**Extracted text:**

--------

John Paul Ross wrote:
> 
> I have recently started using Ada 83 on Dec Alphas. and have noticed a
> couple of changes to the normal LRM I am used to using - notably
> in the section which describes Calendar part of which seems to have
> been split into two sub-paragraphs.
> 
> Does anyone know the situation regarding this -which "version" of the
> LRM should validated compilers comply with - Dec's is dated 1993?
> 
> I am not sure whether the LRM has been changed or whether Dec have
> changed it for their own purposes can anyone enlighten me?

Yes and no. The DEC Ada compiler, as far as I know, conforms to the
1983 Ada standard from ANSI/ISO, and has passed the validation suite for 
that standard.

However, there is a DEC document that comes out with its VAX/VMS 
compiler called "VAX Ada Language Reference Manual." My hardcopy version 
is dated May 1989. I assume you received a similar manual (hardcopy or 
softcopy) from DEC for the Alpha compiler. The cover page says this:

  "This manual represents the Digital-supplemented text of ANSI/
  MIL-STD-1815A-1983, Reference Manual for the Ada Programming
  Language. Textual insertions (printed in color) describe the
  Digital implementation of implementation-dependent language
  features, as well as allowed implementation-specific additions
  to the language (pragmas, attributes, input-output features, and
  so on.)"

--------

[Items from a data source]
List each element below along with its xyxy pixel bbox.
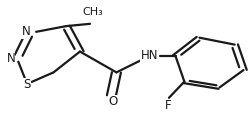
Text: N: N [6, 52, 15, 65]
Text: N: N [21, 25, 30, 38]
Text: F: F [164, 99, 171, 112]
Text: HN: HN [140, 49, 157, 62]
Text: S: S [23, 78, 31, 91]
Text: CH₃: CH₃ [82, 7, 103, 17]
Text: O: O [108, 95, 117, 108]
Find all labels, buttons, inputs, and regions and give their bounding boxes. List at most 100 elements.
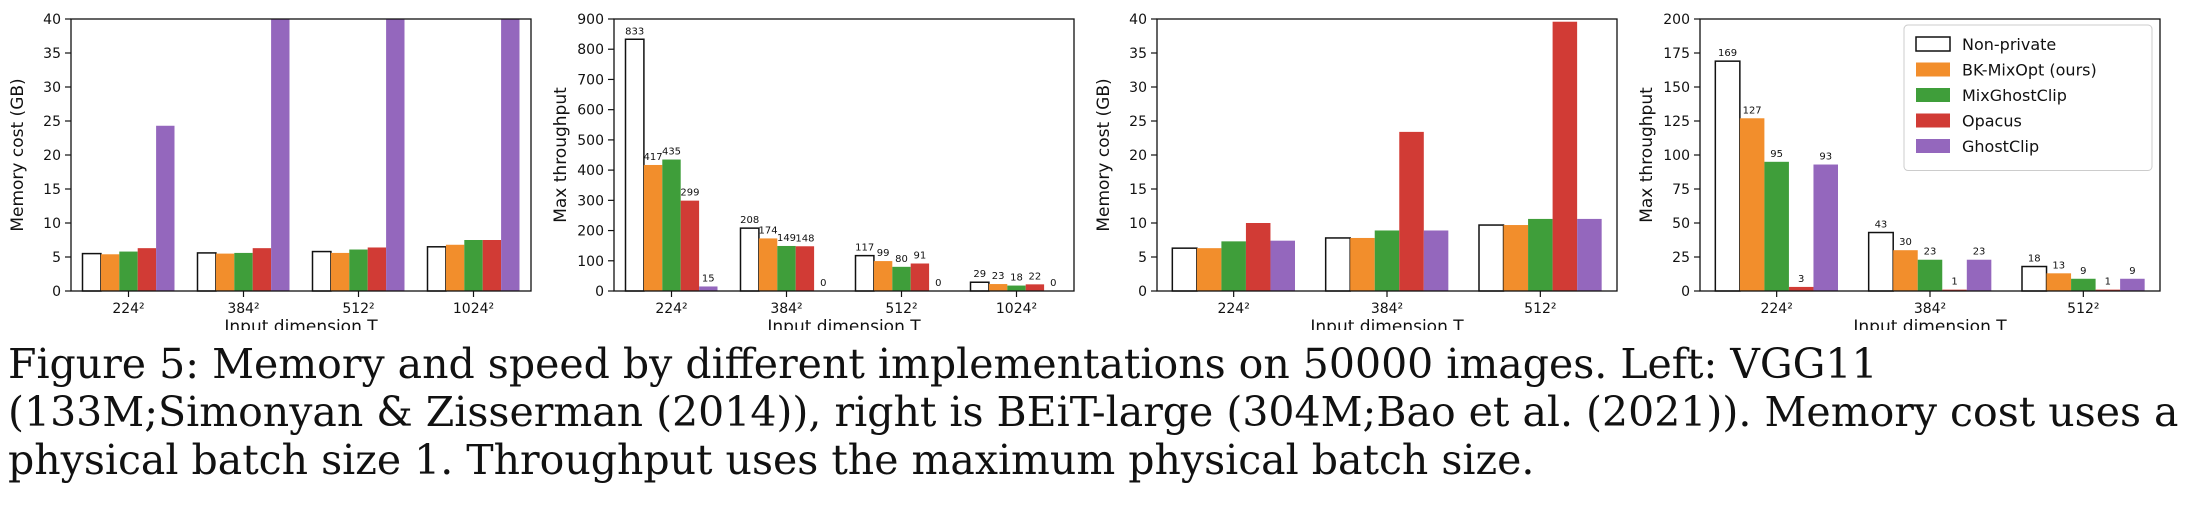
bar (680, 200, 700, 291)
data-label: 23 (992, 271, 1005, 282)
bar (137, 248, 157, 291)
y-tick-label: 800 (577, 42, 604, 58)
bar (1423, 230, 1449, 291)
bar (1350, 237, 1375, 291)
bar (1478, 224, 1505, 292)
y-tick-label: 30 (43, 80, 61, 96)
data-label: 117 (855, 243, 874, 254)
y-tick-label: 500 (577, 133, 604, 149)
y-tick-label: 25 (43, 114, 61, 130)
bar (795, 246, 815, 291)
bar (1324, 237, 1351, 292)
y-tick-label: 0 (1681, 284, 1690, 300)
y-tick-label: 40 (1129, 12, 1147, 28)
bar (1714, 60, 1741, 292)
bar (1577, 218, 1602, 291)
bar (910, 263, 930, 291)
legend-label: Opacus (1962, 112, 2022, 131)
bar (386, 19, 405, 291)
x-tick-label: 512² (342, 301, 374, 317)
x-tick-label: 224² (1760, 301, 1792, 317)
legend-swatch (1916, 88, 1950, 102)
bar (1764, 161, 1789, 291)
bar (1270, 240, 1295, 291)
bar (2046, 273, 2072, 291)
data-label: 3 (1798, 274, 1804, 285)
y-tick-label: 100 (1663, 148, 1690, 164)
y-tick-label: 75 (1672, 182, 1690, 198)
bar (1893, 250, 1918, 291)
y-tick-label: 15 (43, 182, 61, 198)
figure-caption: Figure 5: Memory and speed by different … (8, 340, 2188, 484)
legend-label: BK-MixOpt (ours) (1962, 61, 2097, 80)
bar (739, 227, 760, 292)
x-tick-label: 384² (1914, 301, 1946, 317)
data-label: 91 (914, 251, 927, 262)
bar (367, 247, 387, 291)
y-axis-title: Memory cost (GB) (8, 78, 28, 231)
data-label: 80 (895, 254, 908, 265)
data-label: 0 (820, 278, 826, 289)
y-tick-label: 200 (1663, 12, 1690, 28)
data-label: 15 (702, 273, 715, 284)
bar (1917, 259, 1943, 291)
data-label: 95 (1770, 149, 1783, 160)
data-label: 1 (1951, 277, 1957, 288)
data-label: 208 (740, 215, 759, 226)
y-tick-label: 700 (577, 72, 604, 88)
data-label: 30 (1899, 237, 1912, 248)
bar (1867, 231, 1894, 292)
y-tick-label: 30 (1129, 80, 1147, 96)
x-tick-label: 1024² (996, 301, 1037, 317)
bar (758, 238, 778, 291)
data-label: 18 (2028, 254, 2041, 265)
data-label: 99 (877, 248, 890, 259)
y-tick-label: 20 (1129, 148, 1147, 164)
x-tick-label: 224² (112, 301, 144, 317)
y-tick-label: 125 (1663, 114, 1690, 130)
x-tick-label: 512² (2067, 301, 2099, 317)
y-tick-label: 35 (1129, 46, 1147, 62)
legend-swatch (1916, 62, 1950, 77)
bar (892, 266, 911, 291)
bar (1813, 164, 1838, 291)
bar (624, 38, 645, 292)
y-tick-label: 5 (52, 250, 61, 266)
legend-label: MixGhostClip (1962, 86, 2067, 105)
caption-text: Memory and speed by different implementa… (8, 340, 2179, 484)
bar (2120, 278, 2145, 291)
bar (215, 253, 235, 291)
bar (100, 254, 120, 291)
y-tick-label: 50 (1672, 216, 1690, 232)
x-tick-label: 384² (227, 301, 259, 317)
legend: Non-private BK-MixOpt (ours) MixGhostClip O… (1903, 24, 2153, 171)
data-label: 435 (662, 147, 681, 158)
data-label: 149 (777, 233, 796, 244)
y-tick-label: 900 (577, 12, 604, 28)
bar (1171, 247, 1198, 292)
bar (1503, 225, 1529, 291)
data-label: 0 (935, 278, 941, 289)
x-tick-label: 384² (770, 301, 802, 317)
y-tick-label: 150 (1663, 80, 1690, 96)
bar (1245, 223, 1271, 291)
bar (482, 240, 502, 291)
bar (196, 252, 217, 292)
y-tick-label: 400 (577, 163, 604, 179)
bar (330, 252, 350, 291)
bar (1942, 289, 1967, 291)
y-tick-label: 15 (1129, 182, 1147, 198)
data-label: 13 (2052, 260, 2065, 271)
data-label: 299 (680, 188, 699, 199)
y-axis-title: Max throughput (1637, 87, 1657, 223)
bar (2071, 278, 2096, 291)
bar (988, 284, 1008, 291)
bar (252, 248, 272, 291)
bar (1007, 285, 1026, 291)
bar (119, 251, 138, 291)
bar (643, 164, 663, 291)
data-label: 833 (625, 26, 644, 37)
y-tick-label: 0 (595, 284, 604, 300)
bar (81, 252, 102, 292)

--------

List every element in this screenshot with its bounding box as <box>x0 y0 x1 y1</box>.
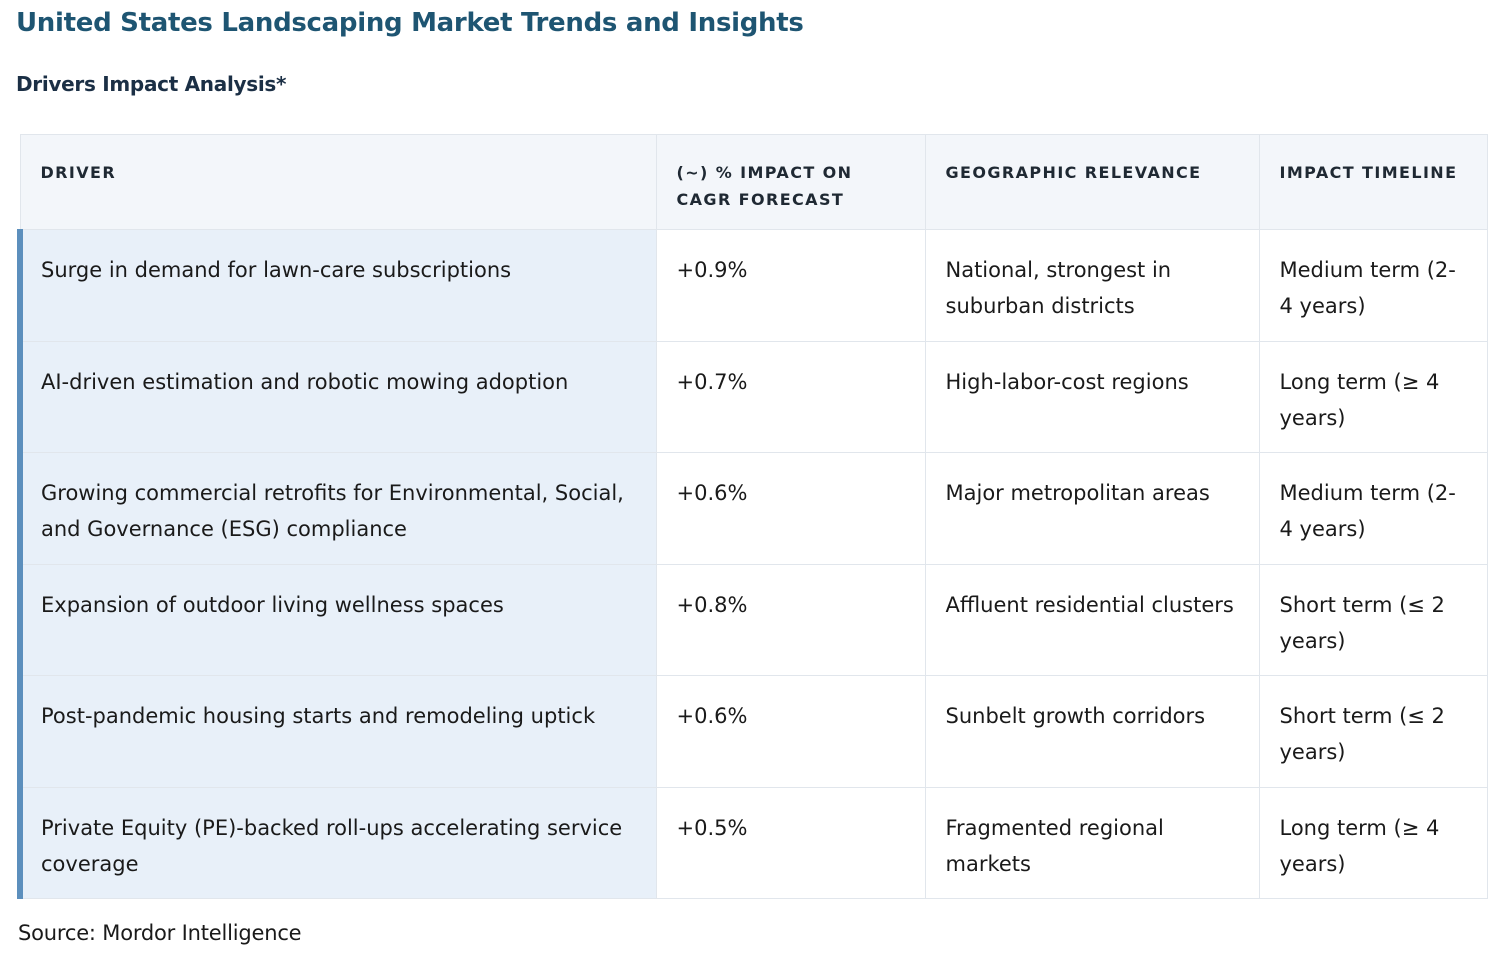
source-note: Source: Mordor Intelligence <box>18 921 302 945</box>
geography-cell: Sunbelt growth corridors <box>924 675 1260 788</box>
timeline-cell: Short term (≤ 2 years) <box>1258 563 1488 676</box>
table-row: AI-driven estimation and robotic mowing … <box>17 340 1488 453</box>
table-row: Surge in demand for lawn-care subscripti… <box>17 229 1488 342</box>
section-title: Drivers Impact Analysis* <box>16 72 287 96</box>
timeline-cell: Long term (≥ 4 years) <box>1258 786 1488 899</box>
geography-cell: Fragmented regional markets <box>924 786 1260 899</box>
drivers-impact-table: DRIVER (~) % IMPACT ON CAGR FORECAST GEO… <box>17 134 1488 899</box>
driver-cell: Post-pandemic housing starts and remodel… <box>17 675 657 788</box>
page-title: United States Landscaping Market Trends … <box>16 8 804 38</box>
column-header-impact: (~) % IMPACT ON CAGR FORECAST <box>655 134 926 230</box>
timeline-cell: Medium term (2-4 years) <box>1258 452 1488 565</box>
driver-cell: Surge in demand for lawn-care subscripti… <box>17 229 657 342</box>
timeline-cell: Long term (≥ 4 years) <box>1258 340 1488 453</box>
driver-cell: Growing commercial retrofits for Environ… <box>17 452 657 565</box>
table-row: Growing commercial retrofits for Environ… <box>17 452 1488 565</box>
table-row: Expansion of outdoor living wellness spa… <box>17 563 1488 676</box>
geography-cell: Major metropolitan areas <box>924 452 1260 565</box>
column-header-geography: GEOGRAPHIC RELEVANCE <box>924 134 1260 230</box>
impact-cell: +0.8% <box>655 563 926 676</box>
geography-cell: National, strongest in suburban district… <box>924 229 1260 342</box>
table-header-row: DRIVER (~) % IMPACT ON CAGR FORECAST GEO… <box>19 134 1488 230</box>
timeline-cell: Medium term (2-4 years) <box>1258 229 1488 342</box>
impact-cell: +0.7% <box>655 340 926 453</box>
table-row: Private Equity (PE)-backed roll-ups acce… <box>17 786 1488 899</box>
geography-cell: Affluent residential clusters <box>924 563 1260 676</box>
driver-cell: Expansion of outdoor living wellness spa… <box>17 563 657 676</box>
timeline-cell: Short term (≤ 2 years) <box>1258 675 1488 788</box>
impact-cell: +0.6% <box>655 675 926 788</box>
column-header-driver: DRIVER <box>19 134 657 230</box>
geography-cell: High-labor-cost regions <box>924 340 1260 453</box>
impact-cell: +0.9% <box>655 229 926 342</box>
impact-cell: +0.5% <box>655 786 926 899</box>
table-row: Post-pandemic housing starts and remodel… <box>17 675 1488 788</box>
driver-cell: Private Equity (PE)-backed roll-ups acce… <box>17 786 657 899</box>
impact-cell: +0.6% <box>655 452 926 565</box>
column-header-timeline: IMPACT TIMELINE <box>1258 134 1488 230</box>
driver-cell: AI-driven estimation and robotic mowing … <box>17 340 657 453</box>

--------

**What to do:**
#1 According to the Ada post, why might the manual the questioner is using differ from the standard LRM even though the DEC compiler conforms to the 1983 standard? Answer in one to three sentences.
#2 Return the passage of the Ada post from "Yes and no." to "that standard.".
Rely only on the Ada post for what follows.

**Results by task:**
#1 DEC issues its own manual, presumably similar to the "VAX Ada Language Reference Manual," which is the Digital-supplemented text of ANSI/MIL-STD-1815A-1983. Its inserted text, printed in color, describes Digital's implementation of implementation-dependent features and allowed implementation-specific additions such as pragmas, attributes and input-output features.

#2
Yes and no. The DEC Ada compiler, as far as I know, conforms to the
1983 Ada standard from ANSI/ISO, and has passed the validation suite for 
that standard.